[Stored records]
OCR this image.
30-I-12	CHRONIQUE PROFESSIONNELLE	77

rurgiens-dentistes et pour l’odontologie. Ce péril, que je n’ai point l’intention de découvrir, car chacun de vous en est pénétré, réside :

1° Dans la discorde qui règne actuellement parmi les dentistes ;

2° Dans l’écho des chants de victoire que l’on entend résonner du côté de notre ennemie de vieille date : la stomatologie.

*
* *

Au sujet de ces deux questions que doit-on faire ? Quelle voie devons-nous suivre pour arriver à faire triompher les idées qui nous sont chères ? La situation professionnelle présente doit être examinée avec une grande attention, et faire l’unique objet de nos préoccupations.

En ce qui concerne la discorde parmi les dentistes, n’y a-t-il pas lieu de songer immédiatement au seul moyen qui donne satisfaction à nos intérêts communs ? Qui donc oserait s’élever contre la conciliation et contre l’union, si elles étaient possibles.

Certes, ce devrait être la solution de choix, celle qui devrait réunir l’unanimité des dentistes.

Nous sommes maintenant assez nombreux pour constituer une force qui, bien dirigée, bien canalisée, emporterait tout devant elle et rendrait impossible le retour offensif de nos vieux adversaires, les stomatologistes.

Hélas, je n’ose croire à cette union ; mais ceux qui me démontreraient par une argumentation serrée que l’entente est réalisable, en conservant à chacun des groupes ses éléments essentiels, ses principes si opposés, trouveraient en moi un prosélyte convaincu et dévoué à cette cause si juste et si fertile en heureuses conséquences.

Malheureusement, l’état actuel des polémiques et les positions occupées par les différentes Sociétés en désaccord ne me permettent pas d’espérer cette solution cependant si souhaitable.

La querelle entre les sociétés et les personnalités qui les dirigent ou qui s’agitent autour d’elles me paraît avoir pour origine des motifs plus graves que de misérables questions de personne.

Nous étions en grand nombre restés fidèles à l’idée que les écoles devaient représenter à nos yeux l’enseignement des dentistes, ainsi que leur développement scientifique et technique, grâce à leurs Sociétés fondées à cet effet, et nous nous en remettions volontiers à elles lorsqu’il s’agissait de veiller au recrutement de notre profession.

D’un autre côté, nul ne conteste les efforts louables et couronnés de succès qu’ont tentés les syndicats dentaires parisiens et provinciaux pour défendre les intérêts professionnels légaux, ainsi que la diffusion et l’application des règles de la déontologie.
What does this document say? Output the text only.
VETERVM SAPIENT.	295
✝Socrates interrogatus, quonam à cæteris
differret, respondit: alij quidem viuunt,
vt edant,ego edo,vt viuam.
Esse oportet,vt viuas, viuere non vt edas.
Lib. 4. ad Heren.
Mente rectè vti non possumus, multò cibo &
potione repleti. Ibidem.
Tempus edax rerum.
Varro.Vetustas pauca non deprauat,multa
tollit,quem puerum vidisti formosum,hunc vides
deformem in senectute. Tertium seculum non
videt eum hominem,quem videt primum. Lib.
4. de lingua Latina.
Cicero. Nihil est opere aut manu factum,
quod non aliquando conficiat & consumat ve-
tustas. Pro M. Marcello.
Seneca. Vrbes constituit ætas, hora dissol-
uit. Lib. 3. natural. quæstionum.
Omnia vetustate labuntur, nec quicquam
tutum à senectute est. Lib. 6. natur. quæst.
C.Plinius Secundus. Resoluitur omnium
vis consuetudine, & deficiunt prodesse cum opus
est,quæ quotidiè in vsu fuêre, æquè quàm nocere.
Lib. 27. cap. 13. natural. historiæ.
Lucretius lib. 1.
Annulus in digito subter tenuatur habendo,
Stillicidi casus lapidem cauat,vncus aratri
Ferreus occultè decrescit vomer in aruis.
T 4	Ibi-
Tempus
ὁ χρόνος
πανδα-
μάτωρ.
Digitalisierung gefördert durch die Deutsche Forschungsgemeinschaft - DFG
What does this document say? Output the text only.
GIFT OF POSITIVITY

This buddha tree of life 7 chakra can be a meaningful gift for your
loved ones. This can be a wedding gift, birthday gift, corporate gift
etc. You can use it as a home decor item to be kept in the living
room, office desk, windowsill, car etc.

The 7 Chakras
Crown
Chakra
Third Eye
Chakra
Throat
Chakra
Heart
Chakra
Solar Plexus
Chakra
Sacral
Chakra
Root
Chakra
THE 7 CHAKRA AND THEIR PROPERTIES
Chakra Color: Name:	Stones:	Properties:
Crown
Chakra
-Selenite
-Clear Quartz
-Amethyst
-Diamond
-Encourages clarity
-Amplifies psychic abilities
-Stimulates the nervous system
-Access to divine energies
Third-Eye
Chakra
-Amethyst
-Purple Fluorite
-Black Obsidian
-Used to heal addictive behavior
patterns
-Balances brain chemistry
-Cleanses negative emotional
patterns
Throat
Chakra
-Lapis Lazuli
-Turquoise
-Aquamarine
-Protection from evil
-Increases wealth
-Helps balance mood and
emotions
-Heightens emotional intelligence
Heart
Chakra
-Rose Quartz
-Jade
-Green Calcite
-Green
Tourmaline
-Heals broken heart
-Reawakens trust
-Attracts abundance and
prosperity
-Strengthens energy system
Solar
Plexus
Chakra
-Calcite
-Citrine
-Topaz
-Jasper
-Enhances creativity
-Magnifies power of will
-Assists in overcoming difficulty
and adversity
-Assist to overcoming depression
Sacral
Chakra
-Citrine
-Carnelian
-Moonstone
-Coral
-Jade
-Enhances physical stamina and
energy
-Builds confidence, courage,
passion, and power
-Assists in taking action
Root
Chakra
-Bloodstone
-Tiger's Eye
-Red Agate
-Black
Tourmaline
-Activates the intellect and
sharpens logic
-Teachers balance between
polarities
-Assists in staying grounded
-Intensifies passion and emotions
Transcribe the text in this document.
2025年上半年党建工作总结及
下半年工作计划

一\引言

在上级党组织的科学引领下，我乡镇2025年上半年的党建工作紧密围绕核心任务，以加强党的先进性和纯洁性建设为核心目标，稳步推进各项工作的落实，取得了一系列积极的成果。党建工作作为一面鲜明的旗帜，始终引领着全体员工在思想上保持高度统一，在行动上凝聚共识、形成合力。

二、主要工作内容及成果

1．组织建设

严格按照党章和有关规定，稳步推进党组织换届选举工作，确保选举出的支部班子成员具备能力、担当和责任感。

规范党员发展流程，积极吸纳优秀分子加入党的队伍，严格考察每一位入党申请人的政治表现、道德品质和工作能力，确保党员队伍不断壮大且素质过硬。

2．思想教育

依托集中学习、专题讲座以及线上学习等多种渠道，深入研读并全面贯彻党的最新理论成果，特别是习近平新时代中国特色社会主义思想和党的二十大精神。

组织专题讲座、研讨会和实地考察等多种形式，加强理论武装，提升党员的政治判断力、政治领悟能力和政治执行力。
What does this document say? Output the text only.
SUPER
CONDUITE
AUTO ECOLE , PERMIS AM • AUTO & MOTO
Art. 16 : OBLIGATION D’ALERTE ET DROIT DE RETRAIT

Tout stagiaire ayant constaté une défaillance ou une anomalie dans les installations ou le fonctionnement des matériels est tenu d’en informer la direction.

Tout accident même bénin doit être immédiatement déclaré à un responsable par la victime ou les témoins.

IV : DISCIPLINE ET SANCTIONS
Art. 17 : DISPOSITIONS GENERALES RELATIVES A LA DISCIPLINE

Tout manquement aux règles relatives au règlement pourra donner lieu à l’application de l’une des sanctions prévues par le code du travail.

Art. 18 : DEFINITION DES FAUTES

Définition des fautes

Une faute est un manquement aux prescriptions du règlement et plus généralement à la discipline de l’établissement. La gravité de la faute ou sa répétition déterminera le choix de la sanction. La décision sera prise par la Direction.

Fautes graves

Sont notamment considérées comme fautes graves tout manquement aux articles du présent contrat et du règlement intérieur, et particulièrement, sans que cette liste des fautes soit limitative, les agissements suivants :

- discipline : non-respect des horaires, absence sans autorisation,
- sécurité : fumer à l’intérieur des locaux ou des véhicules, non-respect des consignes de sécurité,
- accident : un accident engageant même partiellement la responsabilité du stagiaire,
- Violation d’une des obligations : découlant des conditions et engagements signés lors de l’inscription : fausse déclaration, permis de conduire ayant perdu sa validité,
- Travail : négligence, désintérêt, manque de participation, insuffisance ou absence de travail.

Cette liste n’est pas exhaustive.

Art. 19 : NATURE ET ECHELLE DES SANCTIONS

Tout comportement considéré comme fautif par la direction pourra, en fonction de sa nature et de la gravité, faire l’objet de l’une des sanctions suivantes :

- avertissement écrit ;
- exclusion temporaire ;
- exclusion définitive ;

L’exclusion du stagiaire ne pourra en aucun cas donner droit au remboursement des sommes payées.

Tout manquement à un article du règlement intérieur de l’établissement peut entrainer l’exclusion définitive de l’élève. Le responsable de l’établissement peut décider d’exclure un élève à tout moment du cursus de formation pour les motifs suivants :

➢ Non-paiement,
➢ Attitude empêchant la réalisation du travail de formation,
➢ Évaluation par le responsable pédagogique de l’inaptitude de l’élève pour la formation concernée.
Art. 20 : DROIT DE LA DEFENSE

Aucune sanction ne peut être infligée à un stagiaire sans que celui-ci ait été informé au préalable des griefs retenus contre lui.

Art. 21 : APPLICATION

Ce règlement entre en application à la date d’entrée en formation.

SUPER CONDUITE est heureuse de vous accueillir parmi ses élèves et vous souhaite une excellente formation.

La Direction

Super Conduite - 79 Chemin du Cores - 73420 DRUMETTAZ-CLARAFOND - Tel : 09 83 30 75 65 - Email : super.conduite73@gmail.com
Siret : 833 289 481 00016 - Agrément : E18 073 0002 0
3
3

SHORT TASK: Find every line in the records above that contains the word "motifs", and copy each one.

WORKED ANSWER:
La querelle entre les sociétés et les personnalités qui les dirigent ou qui s’agitent autour d’elles me paraît avoir pour origine des motifs plus graves que de misérables questions de personne.
Tout manquement à un article du règlement intérieur de l’établissement peut entrainer l’exclusion définitive de l’élève. Le responsable de l’établissement peut décider d’exclure un élève à tout moment du cursus de formation pour les motifs suivants :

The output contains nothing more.